Rows from a dataset

━━━━━━━━━━

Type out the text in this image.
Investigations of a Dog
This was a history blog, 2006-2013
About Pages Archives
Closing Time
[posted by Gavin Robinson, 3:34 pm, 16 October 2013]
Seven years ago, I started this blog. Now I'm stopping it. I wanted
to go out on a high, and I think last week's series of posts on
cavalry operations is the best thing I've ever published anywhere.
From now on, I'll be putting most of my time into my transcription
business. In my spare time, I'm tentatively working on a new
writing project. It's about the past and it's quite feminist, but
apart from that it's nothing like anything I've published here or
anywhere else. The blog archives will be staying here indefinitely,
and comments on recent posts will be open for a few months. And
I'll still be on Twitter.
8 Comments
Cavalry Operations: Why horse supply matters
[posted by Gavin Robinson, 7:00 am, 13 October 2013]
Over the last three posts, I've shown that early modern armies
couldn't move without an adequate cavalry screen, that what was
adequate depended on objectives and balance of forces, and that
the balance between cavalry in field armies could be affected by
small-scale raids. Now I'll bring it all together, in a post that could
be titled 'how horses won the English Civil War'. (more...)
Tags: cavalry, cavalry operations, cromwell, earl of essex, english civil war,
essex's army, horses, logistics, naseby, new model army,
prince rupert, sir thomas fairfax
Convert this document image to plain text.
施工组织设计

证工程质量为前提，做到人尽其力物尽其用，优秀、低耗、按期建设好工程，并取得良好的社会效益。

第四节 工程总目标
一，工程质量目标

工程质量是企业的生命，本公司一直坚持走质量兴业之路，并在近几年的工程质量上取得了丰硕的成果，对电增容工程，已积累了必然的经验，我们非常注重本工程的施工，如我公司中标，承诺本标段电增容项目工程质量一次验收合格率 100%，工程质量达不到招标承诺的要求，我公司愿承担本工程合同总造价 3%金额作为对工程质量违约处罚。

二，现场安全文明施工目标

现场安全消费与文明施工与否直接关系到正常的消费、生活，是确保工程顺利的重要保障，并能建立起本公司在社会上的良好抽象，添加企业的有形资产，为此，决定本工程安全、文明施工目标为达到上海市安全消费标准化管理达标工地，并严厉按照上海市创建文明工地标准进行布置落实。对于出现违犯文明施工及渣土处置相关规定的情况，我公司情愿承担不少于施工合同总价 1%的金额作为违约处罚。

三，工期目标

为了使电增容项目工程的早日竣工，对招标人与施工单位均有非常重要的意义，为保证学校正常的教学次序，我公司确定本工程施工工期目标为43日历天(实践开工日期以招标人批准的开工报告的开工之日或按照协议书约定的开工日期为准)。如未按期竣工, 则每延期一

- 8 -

━━━━━━━━━━

| TASK STATEMENT |
For the material, find the number of lines holding the word "armies" and give that figure and nothing more.

| THE SOLUTION |
2